Direction
Work out how many lines contain "Сведения". Reply with the count alone.

Records shown

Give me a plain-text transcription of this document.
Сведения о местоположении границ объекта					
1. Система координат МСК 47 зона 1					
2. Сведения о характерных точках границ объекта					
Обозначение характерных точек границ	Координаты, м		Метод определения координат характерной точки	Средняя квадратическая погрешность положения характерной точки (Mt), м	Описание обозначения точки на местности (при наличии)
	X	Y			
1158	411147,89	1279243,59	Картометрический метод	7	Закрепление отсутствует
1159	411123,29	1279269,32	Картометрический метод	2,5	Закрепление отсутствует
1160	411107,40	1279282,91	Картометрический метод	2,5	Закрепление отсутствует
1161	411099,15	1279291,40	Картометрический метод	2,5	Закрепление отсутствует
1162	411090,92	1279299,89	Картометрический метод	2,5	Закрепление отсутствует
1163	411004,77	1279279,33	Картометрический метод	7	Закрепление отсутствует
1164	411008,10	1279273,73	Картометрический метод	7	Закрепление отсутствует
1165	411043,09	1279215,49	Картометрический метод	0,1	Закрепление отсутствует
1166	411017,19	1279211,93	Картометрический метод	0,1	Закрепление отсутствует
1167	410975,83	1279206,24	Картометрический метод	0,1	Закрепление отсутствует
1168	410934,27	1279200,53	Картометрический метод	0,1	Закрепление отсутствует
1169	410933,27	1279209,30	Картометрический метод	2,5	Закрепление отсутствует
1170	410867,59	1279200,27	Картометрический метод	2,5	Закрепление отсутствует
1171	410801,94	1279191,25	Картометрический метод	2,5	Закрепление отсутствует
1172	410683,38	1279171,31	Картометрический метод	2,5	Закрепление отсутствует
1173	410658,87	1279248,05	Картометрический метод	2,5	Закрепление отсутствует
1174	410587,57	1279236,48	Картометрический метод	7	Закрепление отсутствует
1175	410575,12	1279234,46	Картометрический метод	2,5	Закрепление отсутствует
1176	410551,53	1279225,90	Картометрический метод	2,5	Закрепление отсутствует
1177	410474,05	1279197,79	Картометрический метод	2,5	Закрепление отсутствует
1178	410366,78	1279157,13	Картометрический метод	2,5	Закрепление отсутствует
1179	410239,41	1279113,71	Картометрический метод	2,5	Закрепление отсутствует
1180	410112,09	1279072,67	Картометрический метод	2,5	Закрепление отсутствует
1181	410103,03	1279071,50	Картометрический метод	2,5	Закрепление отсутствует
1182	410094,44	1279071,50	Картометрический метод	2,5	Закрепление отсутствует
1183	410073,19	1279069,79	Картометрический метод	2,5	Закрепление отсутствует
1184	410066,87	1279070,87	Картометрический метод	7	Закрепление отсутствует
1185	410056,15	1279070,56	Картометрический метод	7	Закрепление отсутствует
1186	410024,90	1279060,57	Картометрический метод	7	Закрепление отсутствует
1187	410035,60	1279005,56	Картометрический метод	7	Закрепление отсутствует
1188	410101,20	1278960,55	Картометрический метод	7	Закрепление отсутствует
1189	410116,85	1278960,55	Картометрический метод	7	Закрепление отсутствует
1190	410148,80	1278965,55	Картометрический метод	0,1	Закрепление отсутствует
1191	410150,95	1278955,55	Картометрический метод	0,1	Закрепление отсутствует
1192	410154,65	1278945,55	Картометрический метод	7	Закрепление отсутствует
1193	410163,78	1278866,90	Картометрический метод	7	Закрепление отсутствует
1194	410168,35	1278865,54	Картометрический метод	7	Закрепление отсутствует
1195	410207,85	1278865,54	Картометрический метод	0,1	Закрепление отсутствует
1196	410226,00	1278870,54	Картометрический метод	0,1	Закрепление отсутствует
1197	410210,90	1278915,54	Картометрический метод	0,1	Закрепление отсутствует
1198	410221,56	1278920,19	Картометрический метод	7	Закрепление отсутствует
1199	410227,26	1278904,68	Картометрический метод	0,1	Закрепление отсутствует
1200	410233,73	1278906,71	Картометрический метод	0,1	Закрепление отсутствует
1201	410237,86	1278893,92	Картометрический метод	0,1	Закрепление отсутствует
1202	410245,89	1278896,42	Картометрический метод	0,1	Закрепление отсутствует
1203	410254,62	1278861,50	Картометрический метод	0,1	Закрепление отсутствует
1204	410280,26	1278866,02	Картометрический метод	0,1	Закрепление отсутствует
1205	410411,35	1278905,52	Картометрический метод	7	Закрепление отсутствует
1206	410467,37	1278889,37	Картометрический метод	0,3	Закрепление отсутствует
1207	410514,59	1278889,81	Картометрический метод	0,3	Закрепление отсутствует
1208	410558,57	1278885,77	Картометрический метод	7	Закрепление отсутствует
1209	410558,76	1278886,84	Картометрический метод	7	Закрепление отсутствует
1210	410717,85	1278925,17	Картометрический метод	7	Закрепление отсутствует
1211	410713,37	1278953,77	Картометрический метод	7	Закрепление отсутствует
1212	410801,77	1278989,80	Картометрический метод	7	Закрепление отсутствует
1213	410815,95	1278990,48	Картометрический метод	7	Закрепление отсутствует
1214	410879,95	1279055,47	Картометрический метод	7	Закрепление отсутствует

Response to the task
2